═══ EXERCISE INPUT ═══

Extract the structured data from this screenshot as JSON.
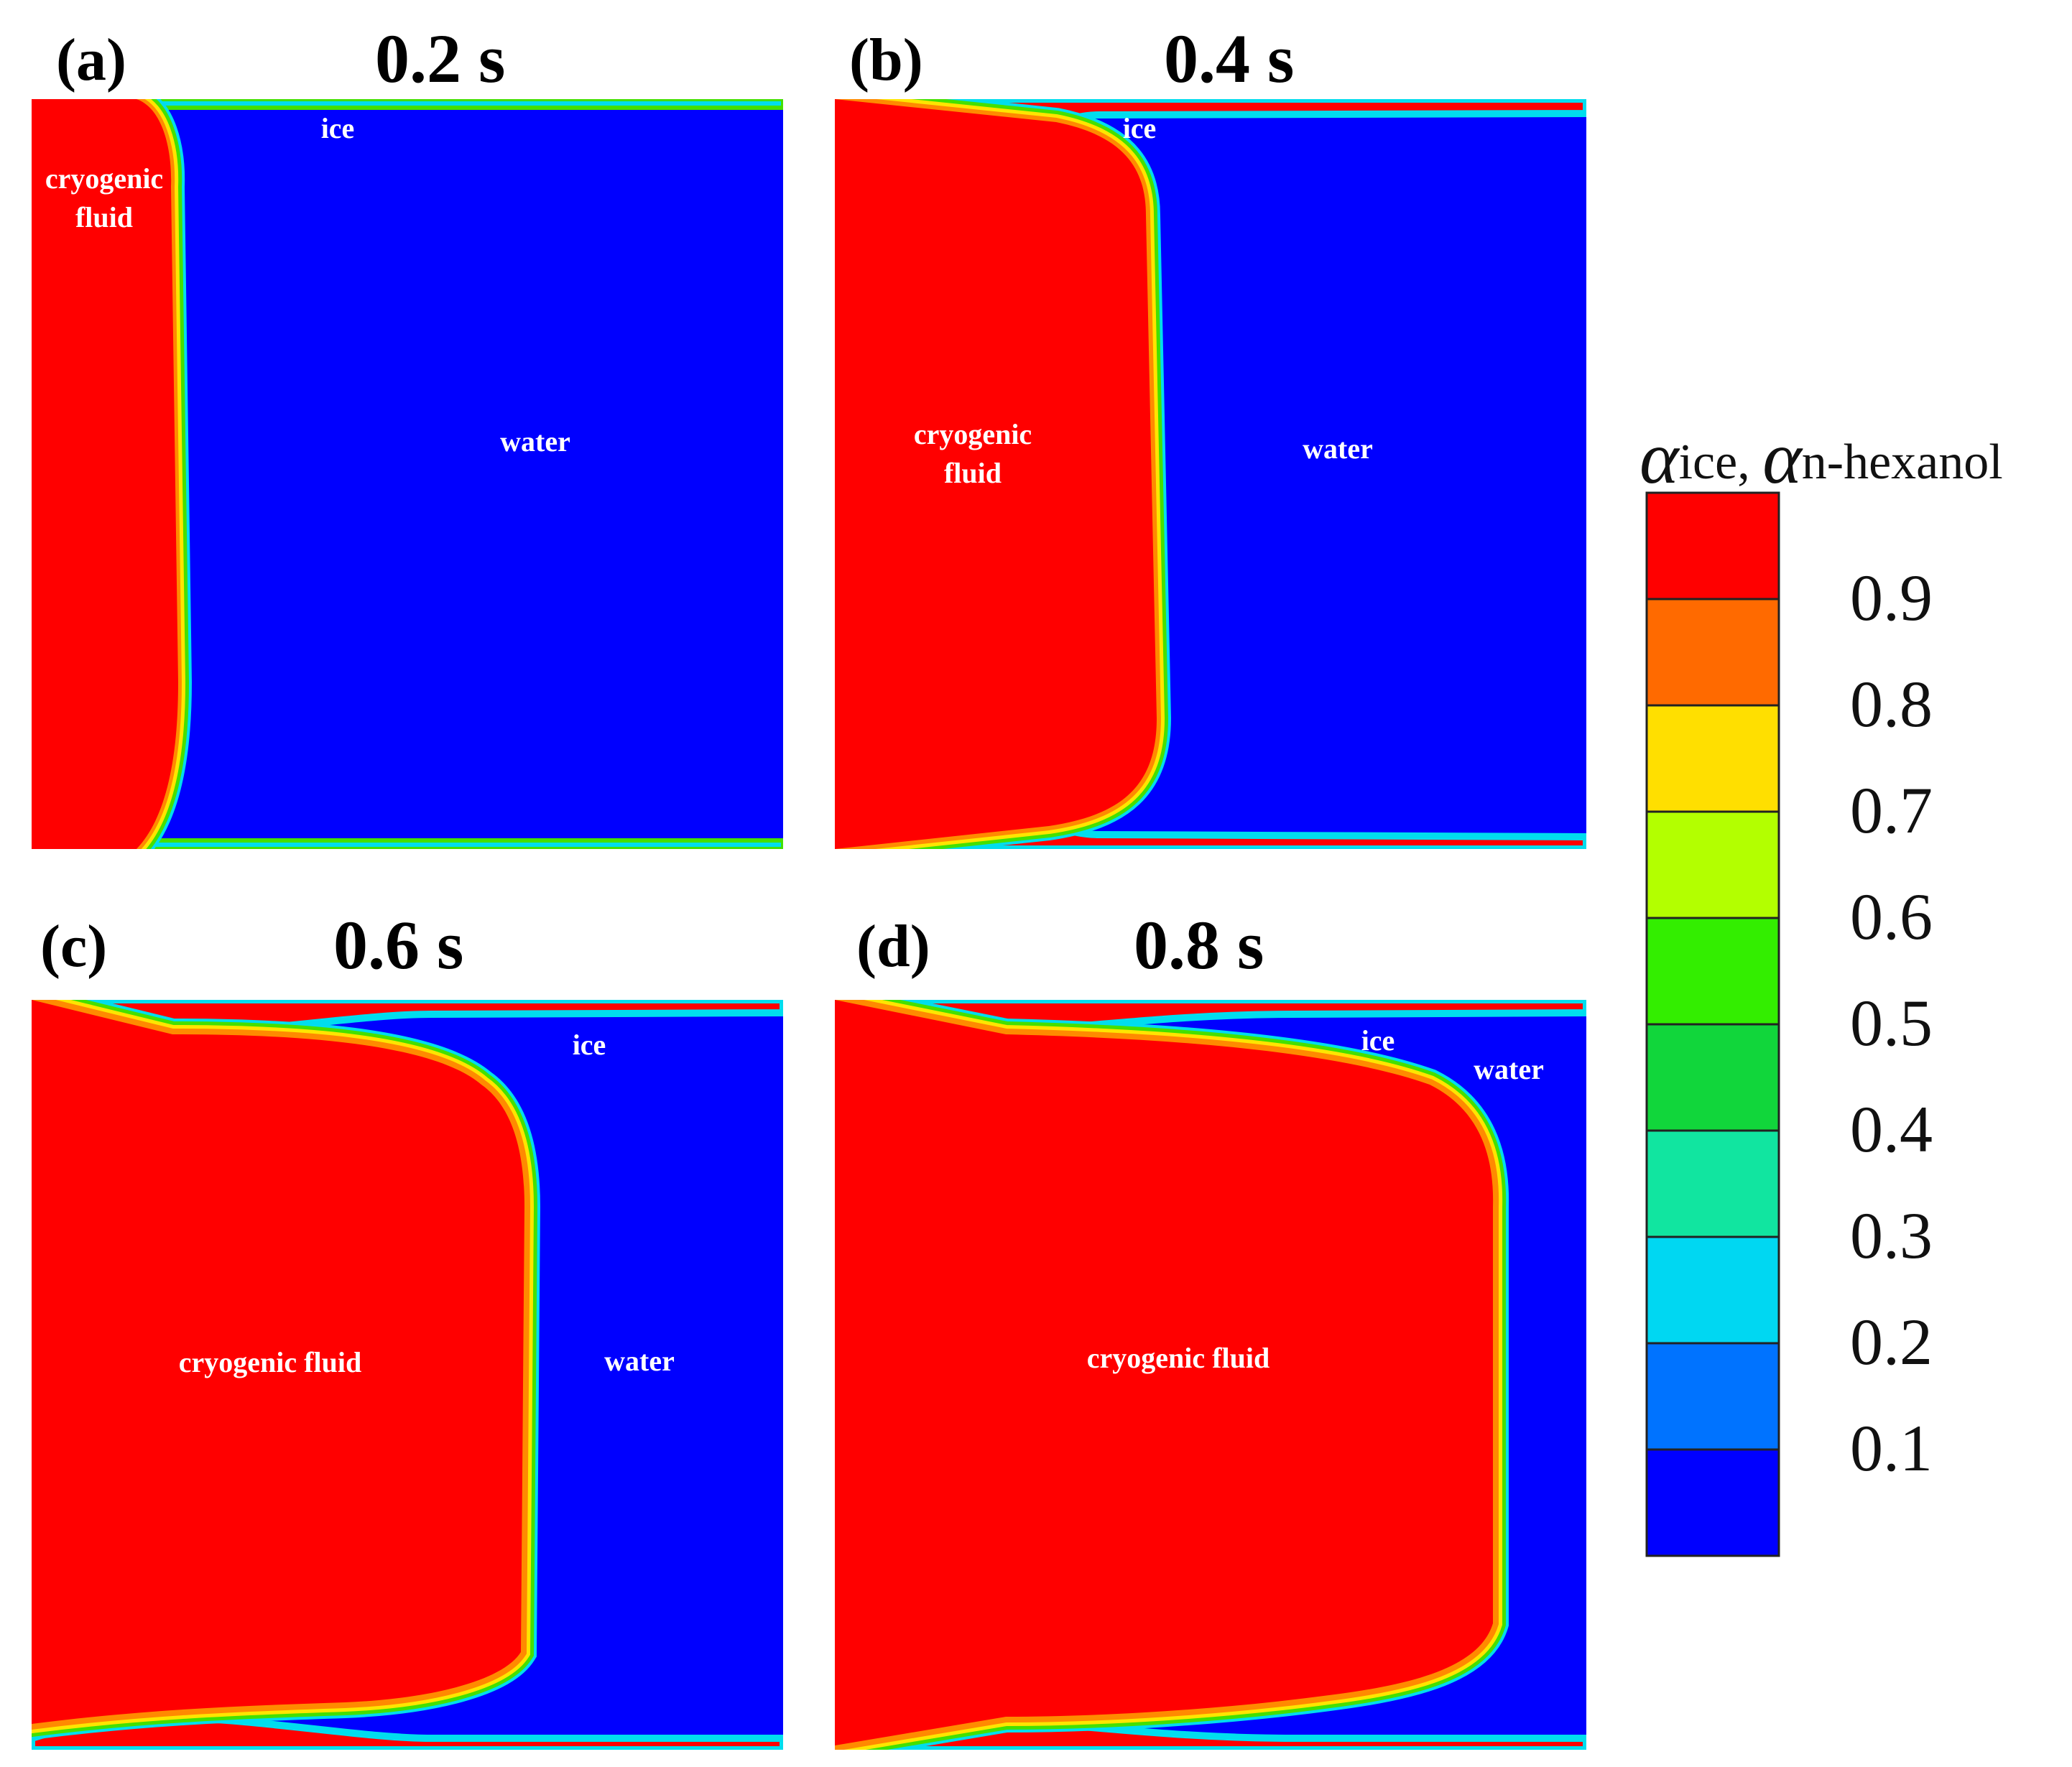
{
  "panels": [
    {
      "label": "(a)",
      "time": "0.2 s",
      "annotations": {
        "ice": "ice",
        "cryo1": "cryogenic",
        "cryo2": "fluid",
        "water": "water"
      }
    },
    {
      "label": "(b)",
      "time": "0.4 s",
      "annotations": {
        "ice": "ice",
        "cryo1": "cryogenic",
        "cryo2": "fluid",
        "water": "water"
      }
    },
    {
      "label": "(c)",
      "time": "0.6 s",
      "annotations": {
        "ice": "ice",
        "cryo": "cryogenic fluid",
        "water": "water"
      }
    },
    {
      "label": "(d)",
      "time": "0.8 s",
      "annotations": {
        "ice": "ice",
        "cryo": "cryogenic fluid",
        "water": "water"
      }
    }
  ],
  "colorbar": {
    "title_symbol": "α",
    "title_sub1": "ice",
    "title_sep": ", ",
    "title_sub2": "n-hexanol",
    "ticks": [
      "0.9",
      "0.8",
      "0.7",
      "0.6",
      "0.5",
      "0.4",
      "0.3",
      "0.2",
      "0.1"
    ],
    "colors": [
      "#ff0000",
      "#ff6a00",
      "#ffdf00",
      "#b3ff00",
      "#33ee00",
      "#11d63b",
      "#11e5a0",
      "#00d7f2",
      "#0073ff",
      "#0000ff"
    ]
  },
  "colors": {
    "water": "#0000ff",
    "cryogenic_fluid": "#ff0000",
    "band_orange": "#ff8a00",
    "band_yellow": "#ffe500",
    "band_green": "#44e000",
    "band_cyan": "#00ddee"
  }
}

═══

Each line of the data is to be duplicated exactly; pictures stay out of the copy.

# TASK RESULT
Extract the structured data from this screenshot as JSON.
{
  "panels": [
    {
      "label": "(a)",
      "time": "0.2 s",
      "annotations": {
        "ice": "ice",
        "cryo1": "cryogenic",
        "cryo2": "fluid",
        "water": "water"
      }
    },
    {
      "label": "(b)",
      "time": "0.4 s",
      "annotations": {
        "ice": "ice",
        "cryo1": "cryogenic",
        "cryo2": "fluid",
        "water": "water"
      }
    },
    {
      "label": "(c)",
      "time": "0.6 s",
      "annotations": {
        "ice": "ice",
        "cryo": "cryogenic fluid",
        "water": "water"
      }
    },
    {
      "label": "(d)",
      "time": "0.8 s",
      "annotations": {
        "ice": "ice",
        "cryo": "cryogenic fluid",
        "water": "water"
      }
    }
  ],
  "colorbar": {
    "title_symbol": "α",
    "title_sub1": "ice",
    "title_sep": ", ",
    "title_sub2": "n-hexanol",
    "ticks": [
      "0.9",
      "0.8",
      "0.7",
      "0.6",
      "0.5",
      "0.4",
      "0.3",
      "0.2",
      "0.1"
    ],
    "colors": [
      "#ff0000",
      "#ff6a00",
      "#ffdf00",
      "#b3ff00",
      "#33ee00",
      "#11d63b",
      "#11e5a0",
      "#00d7f2",
      "#0073ff",
      "#0000ff"
    ]
  },
  "colors": {
    "water": "#0000ff",
    "cryogenic_fluid": "#ff0000",
    "band_orange": "#ff8a00",
    "band_yellow": "#ffe500",
    "band_green": "#44e000",
    "band_cyan": "#00ddee"
  }
}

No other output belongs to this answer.